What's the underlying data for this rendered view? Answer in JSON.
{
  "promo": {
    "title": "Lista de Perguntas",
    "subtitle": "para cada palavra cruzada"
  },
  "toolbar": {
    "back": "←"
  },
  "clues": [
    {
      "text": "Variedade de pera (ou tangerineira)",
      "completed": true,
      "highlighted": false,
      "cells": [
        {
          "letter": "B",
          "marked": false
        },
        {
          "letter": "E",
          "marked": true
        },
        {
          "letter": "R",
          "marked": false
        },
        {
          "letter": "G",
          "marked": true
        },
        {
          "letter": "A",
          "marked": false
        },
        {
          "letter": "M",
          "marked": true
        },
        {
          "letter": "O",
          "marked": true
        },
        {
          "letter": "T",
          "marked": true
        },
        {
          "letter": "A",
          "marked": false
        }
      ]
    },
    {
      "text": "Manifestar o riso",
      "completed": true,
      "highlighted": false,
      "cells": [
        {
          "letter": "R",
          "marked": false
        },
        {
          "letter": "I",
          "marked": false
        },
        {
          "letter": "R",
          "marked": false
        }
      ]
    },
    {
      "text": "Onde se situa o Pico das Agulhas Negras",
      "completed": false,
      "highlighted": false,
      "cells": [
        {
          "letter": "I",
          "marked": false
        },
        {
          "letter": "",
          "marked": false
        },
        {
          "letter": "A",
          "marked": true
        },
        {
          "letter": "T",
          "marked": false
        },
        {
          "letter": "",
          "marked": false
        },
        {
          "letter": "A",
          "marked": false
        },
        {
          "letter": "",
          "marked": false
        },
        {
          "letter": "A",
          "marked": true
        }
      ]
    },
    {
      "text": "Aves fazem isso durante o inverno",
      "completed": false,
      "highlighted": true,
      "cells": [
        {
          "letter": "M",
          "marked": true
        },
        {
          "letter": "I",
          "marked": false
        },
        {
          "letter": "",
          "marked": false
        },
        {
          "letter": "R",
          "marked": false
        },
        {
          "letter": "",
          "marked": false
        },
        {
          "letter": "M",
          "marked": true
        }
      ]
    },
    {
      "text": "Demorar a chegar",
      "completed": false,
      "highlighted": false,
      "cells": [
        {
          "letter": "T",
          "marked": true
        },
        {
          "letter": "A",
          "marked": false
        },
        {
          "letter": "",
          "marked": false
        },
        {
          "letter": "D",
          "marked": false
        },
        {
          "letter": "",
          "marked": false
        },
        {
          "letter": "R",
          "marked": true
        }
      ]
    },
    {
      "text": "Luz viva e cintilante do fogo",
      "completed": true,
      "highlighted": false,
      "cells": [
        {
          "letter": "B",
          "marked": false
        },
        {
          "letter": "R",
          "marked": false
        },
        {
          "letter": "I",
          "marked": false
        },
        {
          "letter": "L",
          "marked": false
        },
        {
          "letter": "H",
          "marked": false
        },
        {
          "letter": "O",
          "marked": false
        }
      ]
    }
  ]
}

Instructions for the task:
Gather up every line in the data above that contains the word "text", copying each one.

Task answer:
      "text": "Variedade de pera (ou tangerineira)",
      "text": "Manifestar o riso",
      "text": "Onde se situa o Pico das Agulhas Negras",
      "text": "Aves fazem isso durante o inverno",
      "text": "Demorar a chegar",
      "text": "Luz viva e cintilante do fogo",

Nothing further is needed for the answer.